Extract the whole listing as it stands. Do not include the pictures.

━━━━━ INFORMATION SUPPLIED

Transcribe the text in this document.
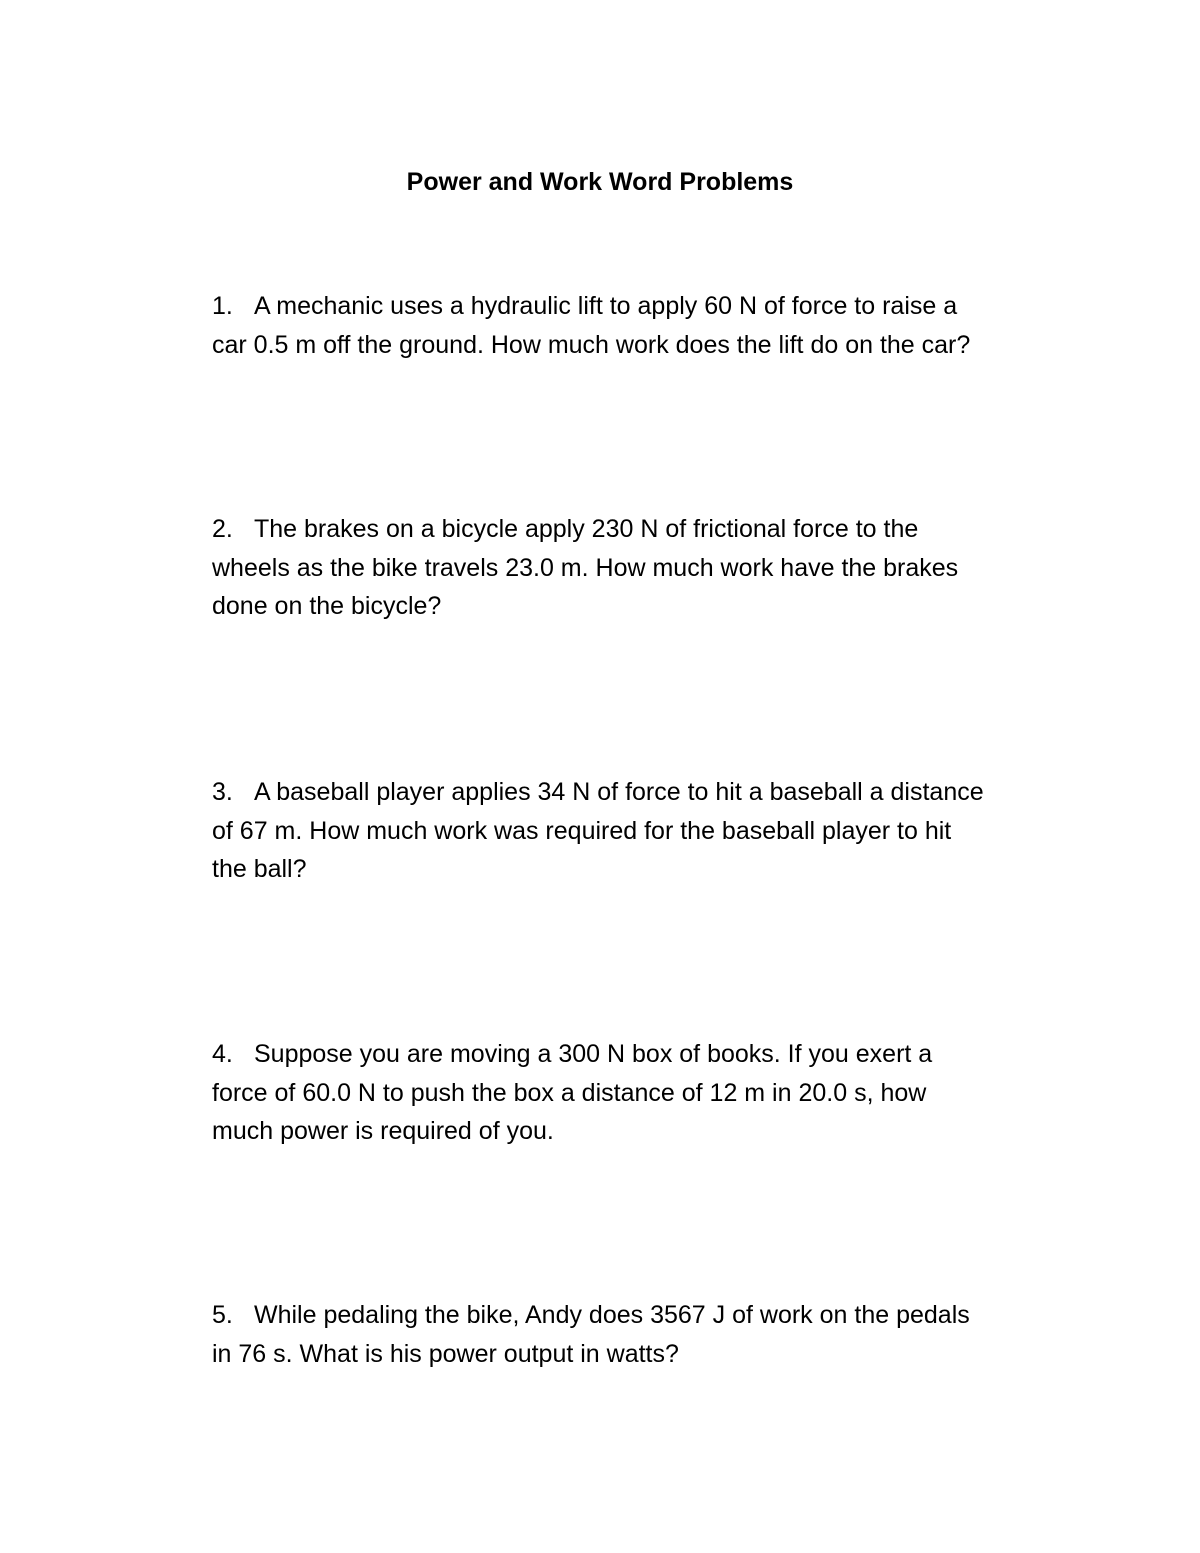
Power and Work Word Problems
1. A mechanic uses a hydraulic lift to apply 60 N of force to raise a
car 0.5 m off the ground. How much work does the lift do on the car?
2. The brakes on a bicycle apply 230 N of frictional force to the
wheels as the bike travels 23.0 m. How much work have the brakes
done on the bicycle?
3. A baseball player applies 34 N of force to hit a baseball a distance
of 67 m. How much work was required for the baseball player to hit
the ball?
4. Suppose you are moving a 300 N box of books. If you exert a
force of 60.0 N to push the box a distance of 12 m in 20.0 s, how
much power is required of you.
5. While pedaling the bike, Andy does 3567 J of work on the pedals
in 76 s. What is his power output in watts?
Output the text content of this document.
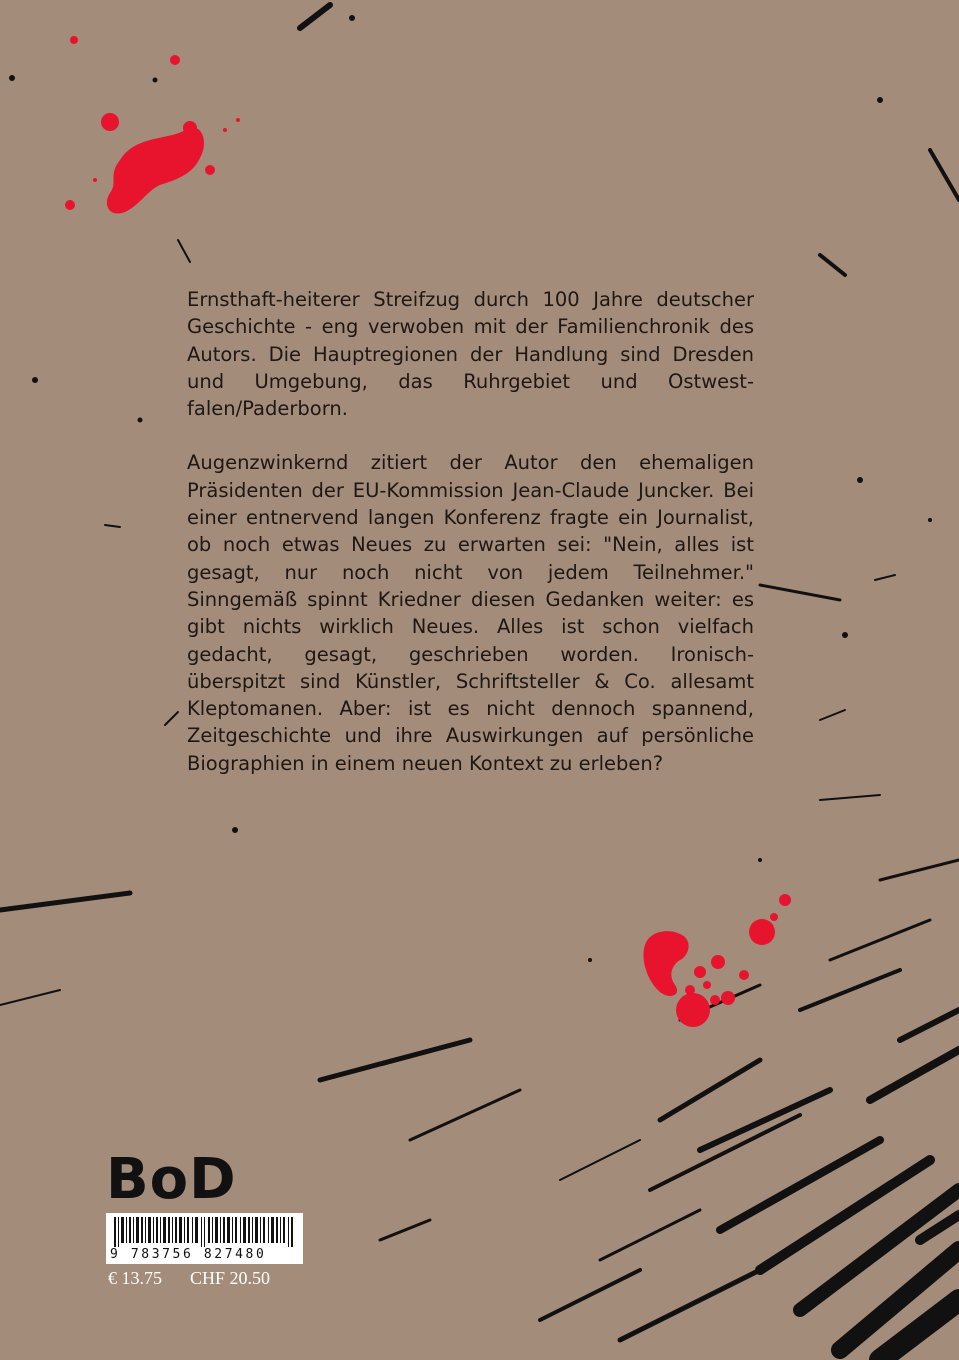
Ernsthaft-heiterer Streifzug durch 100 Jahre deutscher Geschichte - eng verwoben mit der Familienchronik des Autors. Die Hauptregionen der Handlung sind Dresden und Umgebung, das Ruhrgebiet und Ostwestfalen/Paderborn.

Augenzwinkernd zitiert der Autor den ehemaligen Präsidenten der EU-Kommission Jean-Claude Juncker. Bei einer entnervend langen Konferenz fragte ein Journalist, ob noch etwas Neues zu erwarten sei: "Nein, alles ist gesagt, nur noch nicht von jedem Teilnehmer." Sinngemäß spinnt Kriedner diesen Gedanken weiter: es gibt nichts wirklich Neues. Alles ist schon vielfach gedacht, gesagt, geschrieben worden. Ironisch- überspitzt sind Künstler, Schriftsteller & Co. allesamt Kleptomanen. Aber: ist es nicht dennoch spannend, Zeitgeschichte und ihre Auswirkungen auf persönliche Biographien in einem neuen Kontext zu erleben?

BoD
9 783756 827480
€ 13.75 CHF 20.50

━━━━━━━━━━

> _RESULT OF THIS TASK_
Transcribe the text in this document.
Power and Work Word Problems
1. A mechanic uses a hydraulic lift to apply 60 N of force to raise a
car 0.5 m off the ground. How much work does the lift do on the car?
2. The brakes on a bicycle apply 230 N of frictional force to the
wheels as the bike travels 23.0 m. How much work have the brakes
done on the bicycle?
3. A baseball player applies 34 N of force to hit a baseball a distance
of 67 m. How much work was required for the baseball player to hit
the ball?
4. Suppose you are moving a 300 N box of books. If you exert a
force of 60.0 N to push the box a distance of 12 m in 20.0 s, how
much power is required of you.
5. While pedaling the bike, Andy does 3567 J of work on the pedals
in 76 s. What is his power output in watts?
Output the text content of this document.
Ernsthaft-heiterer Streifzug durch 100 Jahre deutscher Geschichte - eng verwoben mit der Familienchronik des Autors. Die Hauptregionen der Handlung sind Dresden und Umgebung, das Ruhrgebiet und Ostwestfalen/Paderborn.

Augenzwinkernd zitiert der Autor den ehemaligen Präsidenten der EU-Kommission Jean-Claude Juncker. Bei einer entnervend langen Konferenz fragte ein Journalist, ob noch etwas Neues zu erwarten sei: "Nein, alles ist gesagt, nur noch nicht von jedem Teilnehmer." Sinngemäß spinnt Kriedner diesen Gedanken weiter: es gibt nichts wirklich Neues. Alles ist schon vielfach gedacht, gesagt, geschrieben worden. Ironisch- überspitzt sind Künstler, Schriftsteller & Co. allesamt Kleptomanen. Aber: ist es nicht dennoch spannend, Zeitgeschichte und ihre Auswirkungen auf persönliche Biographien in einem neuen Kontext zu erleben?

BoD
9 783756 827480
€ 13.75 CHF 20.50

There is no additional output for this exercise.